§ **Work to complete**: Output the data below in full, character for character.

(Figure content listings)
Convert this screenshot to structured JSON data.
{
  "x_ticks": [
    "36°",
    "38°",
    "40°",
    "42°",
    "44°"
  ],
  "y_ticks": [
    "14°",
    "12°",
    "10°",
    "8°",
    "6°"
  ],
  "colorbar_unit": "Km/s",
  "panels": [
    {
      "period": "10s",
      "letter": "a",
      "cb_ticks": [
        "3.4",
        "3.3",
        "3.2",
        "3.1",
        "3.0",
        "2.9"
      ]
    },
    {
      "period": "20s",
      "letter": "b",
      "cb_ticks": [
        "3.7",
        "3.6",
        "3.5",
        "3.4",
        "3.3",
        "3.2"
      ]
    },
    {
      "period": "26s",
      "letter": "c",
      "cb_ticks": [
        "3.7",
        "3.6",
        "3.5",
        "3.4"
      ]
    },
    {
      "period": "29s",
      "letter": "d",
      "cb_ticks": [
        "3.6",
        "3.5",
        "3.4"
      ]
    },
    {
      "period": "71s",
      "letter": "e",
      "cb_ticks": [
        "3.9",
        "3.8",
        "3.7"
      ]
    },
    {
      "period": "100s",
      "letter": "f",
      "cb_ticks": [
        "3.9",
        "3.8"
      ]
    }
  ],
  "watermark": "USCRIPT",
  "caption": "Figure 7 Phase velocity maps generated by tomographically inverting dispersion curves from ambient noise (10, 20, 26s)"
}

§ **Written answer**:
Convert this screenshot to structured JSON data.
{
  "x_ticks": [
    "36°",
    "38°",
    "40°",
    "42°",
    "44°"
  ],
  "y_ticks": [
    "14°",
    "12°",
    "10°",
    "8°",
    "6°"
  ],
  "colorbar_unit": "Km/s",
  "panels": [
    {
      "period": "10s",
      "letter": "a",
      "cb_ticks": [
        "3.4",
        "3.3",
        "3.2",
        "3.1",
        "3.0",
        "2.9"
      ]
    },
    {
      "period": "20s",
      "letter": "b",
      "cb_ticks": [
        "3.7",
        "3.6",
        "3.5",
        "3.4",
        "3.3",
        "3.2"
      ]
    },
    {
      "period": "26s",
      "letter": "c",
      "cb_ticks": [
        "3.7",
        "3.6",
        "3.5",
        "3.4"
      ]
    },
    {
      "period": "29s",
      "letter": "d",
      "cb_ticks": [
        "3.6",
        "3.5",
        "3.4"
      ]
    },
    {
      "period": "71s",
      "letter": "e",
      "cb_ticks": [
        "3.9",
        "3.8",
        "3.7"
      ]
    },
    {
      "period": "100s",
      "letter": "f",
      "cb_ticks": [
        "3.9",
        "3.8"
      ]
    }
  ],
  "watermark": "USCRIPT",
  "caption": "Figure 7 Phase velocity maps generated by tomographically inverting dispersion curves from ambient noise (10, 20, 26s)"
}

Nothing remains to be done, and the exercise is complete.